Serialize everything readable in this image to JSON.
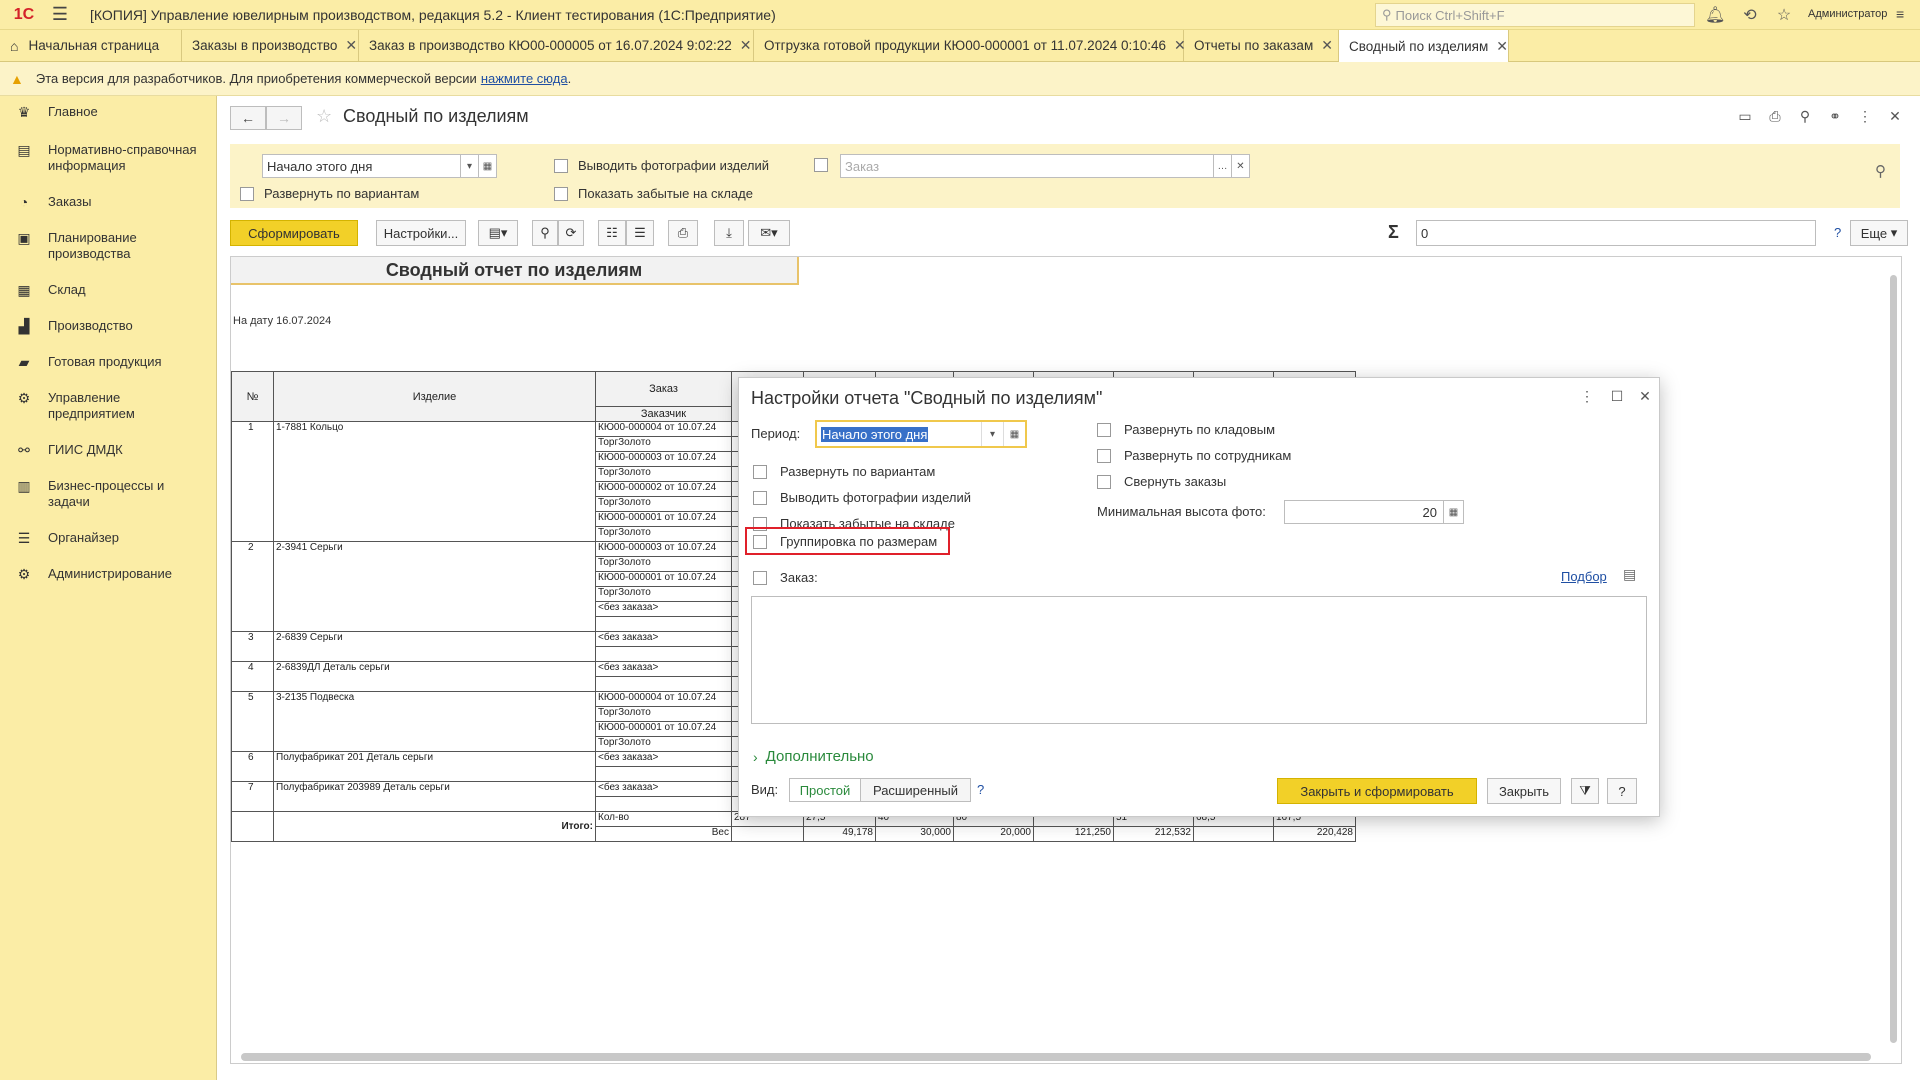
{
  "app": {
    "logo": "1С",
    "title": "[КОПИЯ] Управление ювелирным производством, редакция 5.2  - Клиент тестирования (1С:Предприятие)",
    "search_placeholder": "Поиск Ctrl+Shift+F",
    "user": "Администратор"
  },
  "tabs": [
    {
      "label": "Начальная страница"
    },
    {
      "label": "Заказы в производство"
    },
    {
      "label": "Заказ в производство КЮ00-000005 от 16.07.2024 9:02:22"
    },
    {
      "label": "Отгрузка готовой продукции КЮ00-000001 от 11.07.2024 0:10:46"
    },
    {
      "label": "Отчеты по заказам"
    },
    {
      "label": "Сводный по изделиям"
    }
  ],
  "warning": {
    "text": "Эта версия для разработчиков. Для приобретения коммерческой версии",
    "link": "нажмите сюда",
    "tail": "."
  },
  "sidebar": {
    "items": [
      {
        "label": "Главное",
        "icon": "crown-icon"
      },
      {
        "label": "Нормативно-справочная информация",
        "icon": "book-icon"
      },
      {
        "label": "Заказы",
        "icon": "pie-icon"
      },
      {
        "label": "Планирование производства",
        "icon": "clipboard-icon"
      },
      {
        "label": "Склад",
        "icon": "grid-icon"
      },
      {
        "label": "Производство",
        "icon": "factory-icon"
      },
      {
        "label": "Готовая продукция",
        "icon": "bag-icon"
      },
      {
        "label": "Управление предприятием",
        "icon": "org-icon"
      },
      {
        "label": "ГИИС ДМДК",
        "icon": "link-icon"
      },
      {
        "label": "Бизнес-процессы и задачи",
        "icon": "tasks-icon"
      },
      {
        "label": "Органайзер",
        "icon": "organizer-icon"
      },
      {
        "label": "Администрирование",
        "icon": "gear-icon"
      }
    ]
  },
  "form": {
    "title": "Сводный по изделиям",
    "filters": {
      "period_value": "Начало этого дня",
      "expand_variants": "Развернуть по вариантам",
      "show_photos": "Выводить фотографии изделий",
      "show_forgotten": "Показать забытые на складе",
      "order_placeholder": "Заказ"
    },
    "toolbar": {
      "generate": "Сформировать",
      "settings": "Настройки...",
      "more": "Еще",
      "sum_value": "0",
      "help": "?"
    }
  },
  "report": {
    "title": "Сводный отчет по изделиям",
    "date": "На дату 16.07.2024",
    "headers": {
      "num": "№",
      "item": "Изделие",
      "order": "Заказ",
      "customer": "Заказчик"
    },
    "rows": [
      {
        "num": "1",
        "item": "1-7881 Кольцо",
        "lines": [
          "КЮ00-000004 от 10.07.24",
          "ТоргЗолото",
          "КЮ00-000003 от 10.07.24",
          "ТоргЗолото",
          "КЮ00-000002 от 10.07.24",
          "ТоргЗолото",
          "КЮ00-000001 от 10.07.24",
          "ТоргЗолото"
        ]
      },
      {
        "num": "2",
        "item": "2-3941 Серьги",
        "lines": [
          "КЮ00-000003 от 10.07.24",
          "ТоргЗолото",
          "КЮ00-000001 от 10.07.24",
          "ТоргЗолото",
          "<без заказа>",
          ""
        ]
      },
      {
        "num": "3",
        "item": "2-6839 Серьги",
        "lines": [
          "<без заказа>",
          ""
        ]
      },
      {
        "num": "4",
        "item": "2-6839ДЛ Деталь серьги",
        "lines": [
          "<без заказа>",
          ""
        ]
      },
      {
        "num": "5",
        "item": "3-2135 Подвеска",
        "lines": [
          "КЮ00-000004 от 10.07.24",
          "ТоргЗолото",
          "КЮ00-000001 от 10.07.24",
          "ТоргЗолото"
        ]
      },
      {
        "num": "6",
        "item": "Полуфабрикат 201 Деталь серьги",
        "lines": [
          "<без заказа>",
          ""
        ]
      },
      {
        "num": "7",
        "item": "Полуфабрикат 203989 Деталь серьги",
        "lines": [
          "<без заказа>",
          ""
        ]
      }
    ],
    "totals": {
      "label": "Итого:",
      "qty_label": "Кол-во",
      "weight_label": "Вес",
      "qty": [
        "287",
        "27,5",
        "40",
        "80",
        "",
        "51",
        "68,5",
        "167,5"
      ],
      "weight": [
        "",
        "49,178",
        "30,000",
        "20,000",
        "121,250",
        "212,532",
        "",
        "220,428"
      ]
    }
  },
  "dialog": {
    "title": "Настройки отчета \"Сводный по изделиям\"",
    "period_label": "Период:",
    "period_value": "Начало этого дня",
    "expand_variants": "Развернуть по вариантам",
    "show_photos": "Выводить фотографии изделий",
    "show_forgotten": "Показать забытые на складе",
    "group_by_sizes": "Группировка по размерам",
    "expand_storekeepers": "Развернуть по кладовым",
    "expand_employees": "Развернуть по сотрудникам",
    "collapse_orders": "Свернуть заказы",
    "min_photo_height_label": "Минимальная высота фото:",
    "min_photo_height_value": "20",
    "order_label": "Заказ:",
    "podbor": "Подбор",
    "extra": "Дополнительно",
    "view_label": "Вид:",
    "view_simple": "Простой",
    "view_extended": "Расширенный",
    "help": "?",
    "close_and_generate": "Закрыть и сформировать",
    "close": "Закрыть"
  }
}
+++++
Repeat all the records above exactly, leaving out any pictures.

Serialize everything readable in this image to JSON.
{
  "app": {
    "logo": "1С",
    "title": "[КОПИЯ] Управление ювелирным производством, редакция 5.2  - Клиент тестирования (1С:Предприятие)",
    "search_placeholder": "Поиск Ctrl+Shift+F",
    "user": "Администратор"
  },
  "tabs": [
    {
      "label": "Начальная страница"
    },
    {
      "label": "Заказы в производство"
    },
    {
      "label": "Заказ в производство КЮ00-000005 от 16.07.2024 9:02:22"
    },
    {
      "label": "Отгрузка готовой продукции КЮ00-000001 от 11.07.2024 0:10:46"
    },
    {
      "label": "Отчеты по заказам"
    },
    {
      "label": "Сводный по изделиям"
    }
  ],
  "warning": {
    "text": "Эта версия для разработчиков. Для приобретения коммерческой версии",
    "link": "нажмите сюда",
    "tail": "."
  },
  "sidebar": {
    "items": [
      {
        "label": "Главное",
        "icon": "crown-icon"
      },
      {
        "label": "Нормативно-справочная информация",
        "icon": "book-icon"
      },
      {
        "label": "Заказы",
        "icon": "pie-icon"
      },
      {
        "label": "Планирование производства",
        "icon": "clipboard-icon"
      },
      {
        "label": "Склад",
        "icon": "grid-icon"
      },
      {
        "label": "Производство",
        "icon": "factory-icon"
      },
      {
        "label": "Готовая продукция",
        "icon": "bag-icon"
      },
      {
        "label": "Управление предприятием",
        "icon": "org-icon"
      },
      {
        "label": "ГИИС ДМДК",
        "icon": "link-icon"
      },
      {
        "label": "Бизнес-процессы и задачи",
        "icon": "tasks-icon"
      },
      {
        "label": "Органайзер",
        "icon": "organizer-icon"
      },
      {
        "label": "Администрирование",
        "icon": "gear-icon"
      }
    ]
  },
  "form": {
    "title": "Сводный по изделиям",
    "filters": {
      "period_value": "Начало этого дня",
      "expand_variants": "Развернуть по вариантам",
      "show_photos": "Выводить фотографии изделий",
      "show_forgotten": "Показать забытые на складе",
      "order_placeholder": "Заказ"
    },
    "toolbar": {
      "generate": "Сформировать",
      "settings": "Настройки...",
      "more": "Еще",
      "sum_value": "0",
      "help": "?"
    }
  },
  "report": {
    "title": "Сводный отчет по изделиям",
    "date": "На дату 16.07.2024",
    "headers": {
      "num": "№",
      "item": "Изделие",
      "order": "Заказ",
      "customer": "Заказчик"
    },
    "rows": [
      {
        "num": "1",
        "item": "1-7881 Кольцо",
        "lines": [
          "КЮ00-000004 от 10.07.24",
          "ТоргЗолото",
          "КЮ00-000003 от 10.07.24",
          "ТоргЗолото",
          "КЮ00-000002 от 10.07.24",
          "ТоргЗолото",
          "КЮ00-000001 от 10.07.24",
          "ТоргЗолото"
        ]
      },
      {
        "num": "2",
        "item": "2-3941 Серьги",
        "lines": [
          "КЮ00-000003 от 10.07.24",
          "ТоргЗолото",
          "КЮ00-000001 от 10.07.24",
          "ТоргЗолото",
          "<без заказа>",
          ""
        ]
      },
      {
        "num": "3",
        "item": "2-6839 Серьги",
        "lines": [
          "<без заказа>",
          ""
        ]
      },
      {
        "num": "4",
        "item": "2-6839ДЛ Деталь серьги",
        "lines": [
          "<без заказа>",
          ""
        ]
      },
      {
        "num": "5",
        "item": "3-2135 Подвеска",
        "lines": [
          "КЮ00-000004 от 10.07.24",
          "ТоргЗолото",
          "КЮ00-000001 от 10.07.24",
          "ТоргЗолото"
        ]
      },
      {
        "num": "6",
        "item": "Полуфабрикат 201 Деталь серьги",
        "lines": [
          "<без заказа>",
          ""
        ]
      },
      {
        "num": "7",
        "item": "Полуфабрикат 203989 Деталь серьги",
        "lines": [
          "<без заказа>",
          ""
        ]
      }
    ],
    "totals": {
      "label": "Итого:",
      "qty_label": "Кол-во",
      "weight_label": "Вес",
      "qty": [
        "287",
        "27,5",
        "40",
        "80",
        "",
        "51",
        "68,5",
        "167,5"
      ],
      "weight": [
        "",
        "49,178",
        "30,000",
        "20,000",
        "121,250",
        "212,532",
        "",
        "220,428"
      ]
    }
  },
  "dialog": {
    "title": "Настройки отчета \"Сводный по изделиям\"",
    "period_label": "Период:",
    "period_value": "Начало этого дня",
    "expand_variants": "Развернуть по вариантам",
    "show_photos": "Выводить фотографии изделий",
    "show_forgotten": "Показать забытые на складе",
    "group_by_sizes": "Группировка по размерам",
    "expand_storekeepers": "Развернуть по кладовым",
    "expand_employees": "Развернуть по сотрудникам",
    "collapse_orders": "Свернуть заказы",
    "min_photo_height_label": "Минимальная высота фото:",
    "min_photo_height_value": "20",
    "order_label": "Заказ:",
    "podbor": "Подбор",
    "extra": "Дополнительно",
    "view_label": "Вид:",
    "view_simple": "Простой",
    "view_extended": "Расширенный",
    "help": "?",
    "close_and_generate": "Закрыть и сформировать",
    "close": "Закрыть"
  }
}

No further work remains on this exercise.